Data excerpts
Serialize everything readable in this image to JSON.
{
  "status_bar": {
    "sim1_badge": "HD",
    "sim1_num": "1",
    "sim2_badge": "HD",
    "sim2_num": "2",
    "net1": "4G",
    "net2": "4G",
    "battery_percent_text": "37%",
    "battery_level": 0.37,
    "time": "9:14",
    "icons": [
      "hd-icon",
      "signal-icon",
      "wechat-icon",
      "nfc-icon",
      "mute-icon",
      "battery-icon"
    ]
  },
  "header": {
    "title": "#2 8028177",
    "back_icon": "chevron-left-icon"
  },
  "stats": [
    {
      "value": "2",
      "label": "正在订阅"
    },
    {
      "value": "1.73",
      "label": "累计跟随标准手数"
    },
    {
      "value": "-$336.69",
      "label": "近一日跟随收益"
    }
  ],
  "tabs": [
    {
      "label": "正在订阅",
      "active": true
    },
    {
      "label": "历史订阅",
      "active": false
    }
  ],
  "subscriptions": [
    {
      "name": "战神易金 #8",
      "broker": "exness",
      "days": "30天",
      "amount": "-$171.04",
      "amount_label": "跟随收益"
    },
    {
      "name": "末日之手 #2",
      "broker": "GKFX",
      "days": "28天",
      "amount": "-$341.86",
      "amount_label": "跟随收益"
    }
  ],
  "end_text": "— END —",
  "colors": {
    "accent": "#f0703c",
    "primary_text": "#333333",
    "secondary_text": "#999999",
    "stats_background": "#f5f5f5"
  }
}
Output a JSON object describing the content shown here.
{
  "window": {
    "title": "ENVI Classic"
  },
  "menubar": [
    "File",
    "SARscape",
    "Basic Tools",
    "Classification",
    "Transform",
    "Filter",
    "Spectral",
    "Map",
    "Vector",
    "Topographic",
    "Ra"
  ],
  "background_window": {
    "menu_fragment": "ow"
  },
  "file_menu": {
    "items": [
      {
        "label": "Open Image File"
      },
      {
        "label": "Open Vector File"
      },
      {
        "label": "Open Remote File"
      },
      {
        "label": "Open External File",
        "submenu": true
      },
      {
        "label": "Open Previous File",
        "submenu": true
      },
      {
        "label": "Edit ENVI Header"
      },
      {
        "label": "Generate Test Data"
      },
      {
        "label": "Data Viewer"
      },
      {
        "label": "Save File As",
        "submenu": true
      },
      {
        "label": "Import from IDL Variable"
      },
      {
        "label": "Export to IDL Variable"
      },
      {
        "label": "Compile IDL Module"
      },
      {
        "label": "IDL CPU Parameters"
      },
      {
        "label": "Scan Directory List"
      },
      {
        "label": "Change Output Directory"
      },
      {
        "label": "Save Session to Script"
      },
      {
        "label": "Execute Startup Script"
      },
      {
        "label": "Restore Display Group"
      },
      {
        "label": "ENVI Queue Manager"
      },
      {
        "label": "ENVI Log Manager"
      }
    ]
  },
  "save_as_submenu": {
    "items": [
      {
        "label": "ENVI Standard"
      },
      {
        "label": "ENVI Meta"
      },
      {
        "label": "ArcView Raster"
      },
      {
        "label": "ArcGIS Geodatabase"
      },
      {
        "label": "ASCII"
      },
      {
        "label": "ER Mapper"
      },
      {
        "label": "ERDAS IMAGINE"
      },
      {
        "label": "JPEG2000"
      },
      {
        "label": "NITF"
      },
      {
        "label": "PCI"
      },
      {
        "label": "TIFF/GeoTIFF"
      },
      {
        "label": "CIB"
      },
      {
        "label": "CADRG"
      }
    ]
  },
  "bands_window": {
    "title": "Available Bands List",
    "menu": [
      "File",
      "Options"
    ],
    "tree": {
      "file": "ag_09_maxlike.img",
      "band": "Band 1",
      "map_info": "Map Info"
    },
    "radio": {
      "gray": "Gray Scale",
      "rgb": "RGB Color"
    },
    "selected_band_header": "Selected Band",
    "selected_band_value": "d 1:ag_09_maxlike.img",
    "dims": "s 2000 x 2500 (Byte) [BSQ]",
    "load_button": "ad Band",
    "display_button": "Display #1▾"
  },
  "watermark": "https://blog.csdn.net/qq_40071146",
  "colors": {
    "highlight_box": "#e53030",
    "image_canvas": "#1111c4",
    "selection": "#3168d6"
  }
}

AIM OF THE TASK: All of the lines above need to be given again exactly.

THE SOLUTION:
Serialize everything readable in this image to JSON.
{
  "status_bar": {
    "sim1_badge": "HD",
    "sim1_num": "1",
    "sim2_badge": "HD",
    "sim2_num": "2",
    "net1": "4G",
    "net2": "4G",
    "battery_percent_text": "37%",
    "battery_level": 0.37,
    "time": "9:14",
    "icons": [
      "hd-icon",
      "signal-icon",
      "wechat-icon",
      "nfc-icon",
      "mute-icon",
      "battery-icon"
    ]
  },
  "header": {
    "title": "#2 8028177",
    "back_icon": "chevron-left-icon"
  },
  "stats": [
    {
      "value": "2",
      "label": "正在订阅"
    },
    {
      "value": "1.73",
      "label": "累计跟随标准手数"
    },
    {
      "value": "-$336.69",
      "label": "近一日跟随收益"
    }
  ],
  "tabs": [
    {
      "label": "正在订阅",
      "active": true
    },
    {
      "label": "历史订阅",
      "active": false
    }
  ],
  "subscriptions": [
    {
      "name": "战神易金 #8",
      "broker": "exness",
      "days": "30天",
      "amount": "-$171.04",
      "amount_label": "跟随收益"
    },
    {
      "name": "末日之手 #2",
      "broker": "GKFX",
      "days": "28天",
      "amount": "-$341.86",
      "amount_label": "跟随收益"
    }
  ],
  "end_text": "— END —",
  "colors": {
    "accent": "#f0703c",
    "primary_text": "#333333",
    "secondary_text": "#999999",
    "stats_background": "#f5f5f5"
  }
}
Output a JSON object describing the content shown here.
{
  "window": {
    "title": "ENVI Classic"
  },
  "menubar": [
    "File",
    "SARscape",
    "Basic Tools",
    "Classification",
    "Transform",
    "Filter",
    "Spectral",
    "Map",
    "Vector",
    "Topographic",
    "Ra"
  ],
  "background_window": {
    "menu_fragment": "ow"
  },
  "file_menu": {
    "items": [
      {
        "label": "Open Image File"
      },
      {
        "label": "Open Vector File"
      },
      {
        "label": "Open Remote File"
      },
      {
        "label": "Open External File",
        "submenu": true
      },
      {
        "label": "Open Previous File",
        "submenu": true
      },
      {
        "label": "Edit ENVI Header"
      },
      {
        "label": "Generate Test Data"
      },
      {
        "label": "Data Viewer"
      },
      {
        "label": "Save File As",
        "submenu": true
      },
      {
        "label": "Import from IDL Variable"
      },
      {
        "label": "Export to IDL Variable"
      },
      {
        "label": "Compile IDL Module"
      },
      {
        "label": "IDL CPU Parameters"
      },
      {
        "label": "Scan Directory List"
      },
      {
        "label": "Change Output Directory"
      },
      {
        "label": "Save Session to Script"
      },
      {
        "label": "Execute Startup Script"
      },
      {
        "label": "Restore Display Group"
      },
      {
        "label": "ENVI Queue Manager"
      },
      {
        "label": "ENVI Log Manager"
      }
    ]
  },
  "save_as_submenu": {
    "items": [
      {
        "label": "ENVI Standard"
      },
      {
        "label": "ENVI Meta"
      },
      {
        "label": "ArcView Raster"
      },
      {
        "label": "ArcGIS Geodatabase"
      },
      {
        "label": "ASCII"
      },
      {
        "label": "ER Mapper"
      },
      {
        "label": "ERDAS IMAGINE"
      },
      {
        "label": "JPEG2000"
      },
      {
        "label": "NITF"
      },
      {
        "label": "PCI"
      },
      {
        "label": "TIFF/GeoTIFF"
      },
      {
        "label": "CIB"
      },
      {
        "label": "CADRG"
      }
    ]
  },
  "bands_window": {
    "title": "Available Bands List",
    "menu": [
      "File",
      "Options"
    ],
    "tree": {
      "file": "ag_09_maxlike.img",
      "band": "Band 1",
      "map_info": "Map Info"
    },
    "radio": {
      "gray": "Gray Scale",
      "rgb": "RGB Color"
    },
    "selected_band_header": "Selected Band",
    "selected_band_value": "d 1:ag_09_maxlike.img",
    "dims": "s 2000 x 2500 (Byte) [BSQ]",
    "load_button": "ad Band",
    "display_button": "Display #1▾"
  },
  "watermark": "https://blog.csdn.net/qq_40071146",
  "colors": {
    "highlight_box": "#e53030",
    "image_canvas": "#1111c4",
    "selection": "#3168d6"
  }
}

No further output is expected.